(Co należy zrobić)
Czy możesz przepisać bez żadnych zmian wiersze poniższych rekordów, od wiersza z „scale-number-bottom: 90 (786, 412, 792, 418)” do wiersza z „midship-frames (608, 165, 851, 375)”, wliczając oba?
══ Rekordy
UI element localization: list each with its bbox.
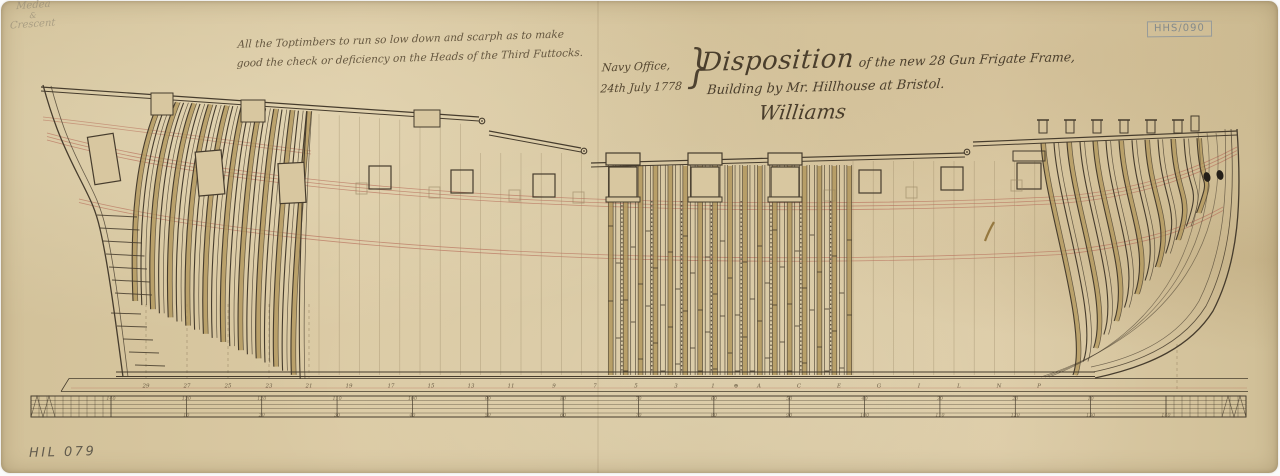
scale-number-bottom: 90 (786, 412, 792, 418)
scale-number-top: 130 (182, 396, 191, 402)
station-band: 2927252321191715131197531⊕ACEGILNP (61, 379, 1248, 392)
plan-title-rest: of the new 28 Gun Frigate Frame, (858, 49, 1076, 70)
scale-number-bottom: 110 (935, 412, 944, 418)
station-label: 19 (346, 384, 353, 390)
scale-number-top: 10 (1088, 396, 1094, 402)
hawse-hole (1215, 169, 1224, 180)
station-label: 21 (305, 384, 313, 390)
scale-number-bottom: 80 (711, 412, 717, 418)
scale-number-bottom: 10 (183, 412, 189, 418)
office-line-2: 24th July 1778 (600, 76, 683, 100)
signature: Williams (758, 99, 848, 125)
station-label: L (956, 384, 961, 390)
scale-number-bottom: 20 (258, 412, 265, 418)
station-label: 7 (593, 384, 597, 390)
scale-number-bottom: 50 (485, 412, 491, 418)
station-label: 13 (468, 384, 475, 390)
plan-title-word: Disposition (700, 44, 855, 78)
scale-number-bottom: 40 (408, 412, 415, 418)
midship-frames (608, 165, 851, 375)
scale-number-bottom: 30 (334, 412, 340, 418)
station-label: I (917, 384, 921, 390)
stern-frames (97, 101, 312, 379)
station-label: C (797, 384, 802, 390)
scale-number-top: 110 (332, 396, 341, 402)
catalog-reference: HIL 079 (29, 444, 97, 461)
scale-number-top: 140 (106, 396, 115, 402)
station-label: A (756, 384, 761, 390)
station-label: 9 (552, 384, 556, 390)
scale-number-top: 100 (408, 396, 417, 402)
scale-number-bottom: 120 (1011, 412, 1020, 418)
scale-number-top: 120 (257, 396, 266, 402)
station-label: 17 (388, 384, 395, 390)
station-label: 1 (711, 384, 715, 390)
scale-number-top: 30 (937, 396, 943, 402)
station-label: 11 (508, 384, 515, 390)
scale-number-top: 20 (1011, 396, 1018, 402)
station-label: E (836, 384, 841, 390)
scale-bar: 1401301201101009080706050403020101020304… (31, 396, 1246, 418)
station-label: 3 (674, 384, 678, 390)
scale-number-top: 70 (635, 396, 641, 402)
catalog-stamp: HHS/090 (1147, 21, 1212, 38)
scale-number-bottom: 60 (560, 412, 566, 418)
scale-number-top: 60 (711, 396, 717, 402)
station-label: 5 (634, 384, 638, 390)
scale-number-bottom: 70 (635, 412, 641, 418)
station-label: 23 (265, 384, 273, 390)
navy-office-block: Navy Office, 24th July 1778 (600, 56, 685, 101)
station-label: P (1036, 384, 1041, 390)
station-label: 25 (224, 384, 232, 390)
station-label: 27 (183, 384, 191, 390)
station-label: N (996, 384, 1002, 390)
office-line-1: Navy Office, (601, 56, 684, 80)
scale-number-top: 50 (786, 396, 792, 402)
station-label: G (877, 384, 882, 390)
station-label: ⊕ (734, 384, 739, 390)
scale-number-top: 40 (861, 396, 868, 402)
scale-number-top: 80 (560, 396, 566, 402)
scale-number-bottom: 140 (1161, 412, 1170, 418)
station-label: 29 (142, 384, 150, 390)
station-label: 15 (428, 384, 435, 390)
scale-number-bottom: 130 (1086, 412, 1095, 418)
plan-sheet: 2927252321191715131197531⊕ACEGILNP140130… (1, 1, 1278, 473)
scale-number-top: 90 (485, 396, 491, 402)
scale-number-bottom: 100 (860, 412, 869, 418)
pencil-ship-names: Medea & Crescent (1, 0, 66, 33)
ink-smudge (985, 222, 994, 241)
════
(Odpowiedź pisemna)
scale-number-bottom: 90 (786, 412, 792, 418)
scale-number-top: 130 (182, 396, 191, 402)
station-band: 2927252321191715131197531⊕ACEGILNP (61, 379, 1248, 392)
plan-title-rest: of the new 28 Gun Frigate Frame, (858, 49, 1076, 70)
scale-number-bottom: 110 (935, 412, 944, 418)
station-label: 19 (346, 384, 353, 390)
scale-number-top: 10 (1088, 396, 1094, 402)
hawse-hole (1215, 169, 1224, 180)
station-label: 21 (305, 384, 313, 390)
scale-number-bottom: 80 (711, 412, 717, 418)
scale-number-bottom: 10 (183, 412, 189, 418)
office-line-2: 24th July 1778 (600, 76, 683, 100)
signature: Williams (758, 99, 848, 125)
station-label: L (956, 384, 961, 390)
scale-number-bottom: 20 (258, 412, 265, 418)
station-label: 7 (593, 384, 597, 390)
scale-number-bottom: 50 (485, 412, 491, 418)
station-label: 13 (468, 384, 475, 390)
plan-title-word: Disposition (700, 44, 855, 78)
scale-number-bottom: 40 (408, 412, 415, 418)
midship-frames (608, 165, 851, 375)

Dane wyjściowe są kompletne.